**REQUIRED ACTION**
Copy word for word the part of the text on HNF1B-associated disease from "HNF1B-associated disease can" to "to have this.".

**EXERCISE PASSAGE**
______
Hepatocyte nuclear factor 1ß (HNF1ß)–associated disease

What is the cause of Hepatocyte nuclear factor 1 Beta (HNF1B)-associated disease?

HNF1B-associated disease is caused by a mistake (mutation) in the HNF1B _gene, which is responsible for making a protein that is involved in the early development of many different organs within the body. Mutations in the _HNF1B gene can cause abnormal development of the kidneys, pancreas, parathyroid gland and liver.

Last updated on 05-01-20

How is Hepatocyte nuclear factor 1 Beta (HNF1B)-associated disease diagnosed?

The diagnosis of HNF1B-associated disease is made based on the symptoms and genetic testing. A family history of kidney disease, diabetes or gout at an early age may be helpful, but many people with HNF1B-associated disease are the first person in their family to have the diagnosis. Laboratory testing may include blood tests to monitor kidney function, check for diabetes, and measure magnesium and calcium.

Last updated on 05-01-20

How is hepatocyte nuclear factor 1 Beta-associated disease inherited?

HNF1B-associated disease can be inherited in an autosomal dominant pattern. All individuals inherit two copies of each gene. In autosomal dominant conditions, having a mutation in just one copy of the associated [ HNF1B ] gene causes the person to have the disease. Many people who have HNF1B-associated disease are born with this condition due to a new genetic mutation (de novo) and do not have a history of this condition in their family. There is nothing either parent can do, before or during pregnancy, to cause a child to have this.

Each child of an individual with an autosomal dominant condition has a 50% or 1 in 2 chance of inheriting the HNF1B mutation and HNF1B-associated disease. Children who inherit the HNF1B mutation will have HNF1B-associated disease, although they could be more or less severely affected than their parent.

Last updated on 05-01-20

What is the long-term outlook for people with hepatocyte nuclear factor 1 Beta (HNF1B)-associated disease?

The long-term outlook for people with HNF1B-associated disease varies based on the severity of the symptoms. Early diagnosis may be helpful for children with this condition.

Last updated on 05-01-20

How many people have hepatocyte nuclear factor 1 Beta (HNF1B)-associated disease?

The exact prevalence of HNF1B-associated disease is difficult to estimate. Renal cysts and diabetes may occur is about 1-9/1,000,000 people.
______
**SUPPLIED RECORDS**
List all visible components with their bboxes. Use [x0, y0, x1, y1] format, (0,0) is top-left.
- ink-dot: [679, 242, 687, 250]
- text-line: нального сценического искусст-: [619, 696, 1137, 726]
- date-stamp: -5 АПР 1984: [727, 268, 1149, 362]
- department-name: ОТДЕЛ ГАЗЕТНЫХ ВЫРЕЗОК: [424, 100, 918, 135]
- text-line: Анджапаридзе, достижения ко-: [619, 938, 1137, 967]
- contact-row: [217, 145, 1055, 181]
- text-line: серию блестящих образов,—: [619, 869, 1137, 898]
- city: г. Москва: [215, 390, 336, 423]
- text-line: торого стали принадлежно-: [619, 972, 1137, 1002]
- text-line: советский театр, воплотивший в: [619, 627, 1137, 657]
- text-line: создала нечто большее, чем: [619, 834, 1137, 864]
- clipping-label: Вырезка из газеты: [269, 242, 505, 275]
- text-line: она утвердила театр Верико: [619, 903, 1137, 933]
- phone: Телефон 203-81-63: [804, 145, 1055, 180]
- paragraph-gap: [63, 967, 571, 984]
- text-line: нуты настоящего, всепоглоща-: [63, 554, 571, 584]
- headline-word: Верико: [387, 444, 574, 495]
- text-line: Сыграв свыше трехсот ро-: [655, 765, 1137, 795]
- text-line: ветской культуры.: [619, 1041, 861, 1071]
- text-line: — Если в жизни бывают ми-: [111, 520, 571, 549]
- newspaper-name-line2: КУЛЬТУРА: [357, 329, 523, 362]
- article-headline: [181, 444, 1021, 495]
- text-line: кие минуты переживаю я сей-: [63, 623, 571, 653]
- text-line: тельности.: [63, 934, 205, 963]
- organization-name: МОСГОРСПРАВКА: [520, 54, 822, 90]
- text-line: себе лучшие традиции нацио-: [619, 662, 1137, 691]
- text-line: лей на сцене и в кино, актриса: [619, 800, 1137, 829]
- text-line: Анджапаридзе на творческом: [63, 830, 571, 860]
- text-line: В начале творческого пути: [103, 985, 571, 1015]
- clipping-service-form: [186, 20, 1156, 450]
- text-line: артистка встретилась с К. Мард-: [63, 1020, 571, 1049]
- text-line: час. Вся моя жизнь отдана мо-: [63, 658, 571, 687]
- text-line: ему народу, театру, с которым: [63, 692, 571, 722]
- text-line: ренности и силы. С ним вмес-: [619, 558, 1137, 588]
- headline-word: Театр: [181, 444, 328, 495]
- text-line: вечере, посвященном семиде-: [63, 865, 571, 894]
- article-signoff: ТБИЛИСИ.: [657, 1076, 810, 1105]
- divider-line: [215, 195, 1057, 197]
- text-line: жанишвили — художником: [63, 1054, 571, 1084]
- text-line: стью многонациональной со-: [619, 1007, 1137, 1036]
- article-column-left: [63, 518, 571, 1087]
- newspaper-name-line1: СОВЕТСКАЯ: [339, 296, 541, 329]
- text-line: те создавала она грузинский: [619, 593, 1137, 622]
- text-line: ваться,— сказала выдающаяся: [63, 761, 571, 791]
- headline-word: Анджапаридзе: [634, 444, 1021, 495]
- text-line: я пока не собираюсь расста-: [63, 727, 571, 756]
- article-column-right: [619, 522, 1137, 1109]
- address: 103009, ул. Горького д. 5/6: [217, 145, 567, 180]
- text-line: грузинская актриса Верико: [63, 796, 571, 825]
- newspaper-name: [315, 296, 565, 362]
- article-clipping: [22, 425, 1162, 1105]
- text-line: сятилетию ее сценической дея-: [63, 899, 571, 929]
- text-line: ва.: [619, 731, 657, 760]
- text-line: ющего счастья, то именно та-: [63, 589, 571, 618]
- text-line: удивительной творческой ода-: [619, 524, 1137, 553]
______
**ANSWER TO THIS EXERCISE**
HNF1B-associated disease can be inherited in an autosomal dominant pattern. All individuals inherit two copies of each gene. In autosomal dominant conditions, having a mutation in just one copy of the associated [ HNF1B ] gene causes the person to have the disease. Many people who have HNF1B-associated disease are born with this condition due to a new genetic mutation (de novo) and do not have a history of this condition in their family. There is nothing either parent can do, before or during pregnancy, to cause a child to have this.